--- start RECORDS PROVIDED ---
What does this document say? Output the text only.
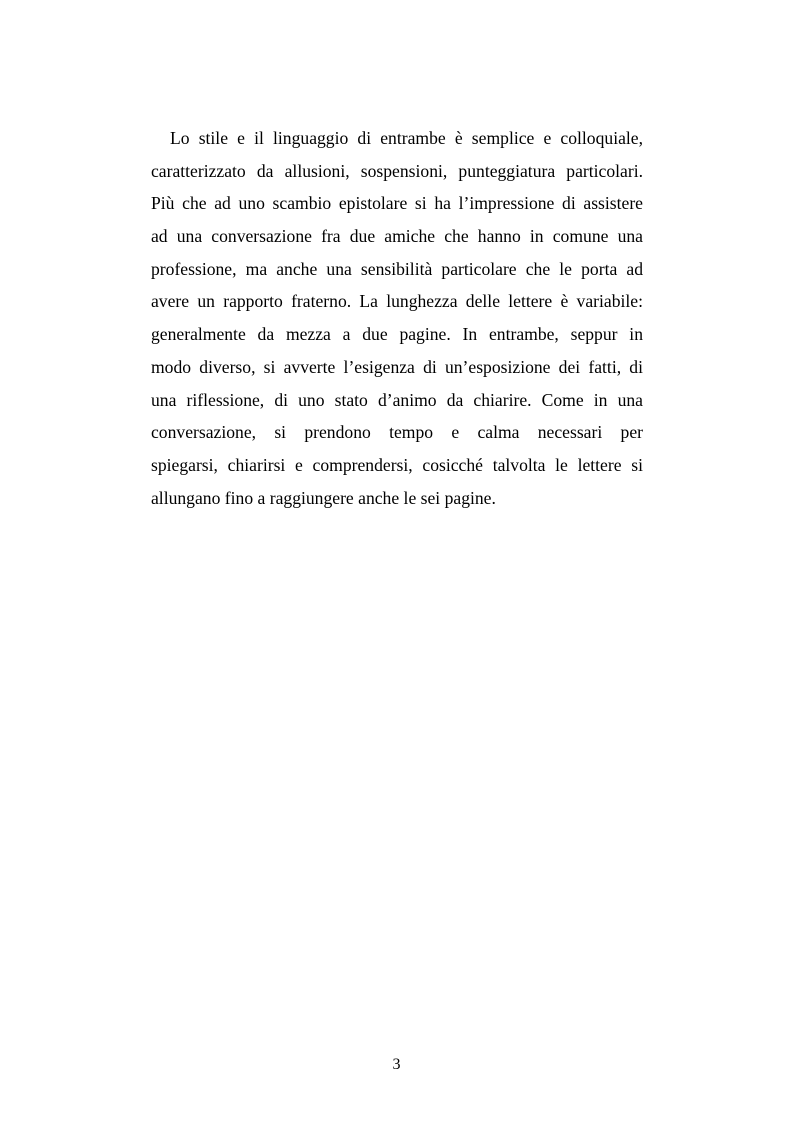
Lo stile e il linguaggio di entrambe è semplice e colloquiale,
caratterizzato da allusioni, sospensioni, punteggiatura particolari.
Più che ad uno scambio epistolare si ha l’impressione di assistere
ad una conversazione fra due amiche che hanno in comune una
professione, ma anche una sensibilità particolare che le porta ad
avere un rapporto fraterno. La lunghezza delle lettere è variabile:
generalmente da mezza a due pagine. In entrambe, seppur in
modo diverso, si avverte l’esigenza di un’esposizione dei fatti, di
una riflessione, di uno stato d’animo da chiarire. Come in una
conversazione, si prendono tempo e calma necessari per
spiegarsi, chiarirsi e comprendersi, cosicché talvolta le lettere si
allungano fino a raggiungere anche le sei pagine.
3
--- end RECORDS PROVIDED ---
WHAT THIS TASK INVOLVES: Go through the entries above and count the lines containing the word "entrambe"; give only that count.

THE REPLY: 2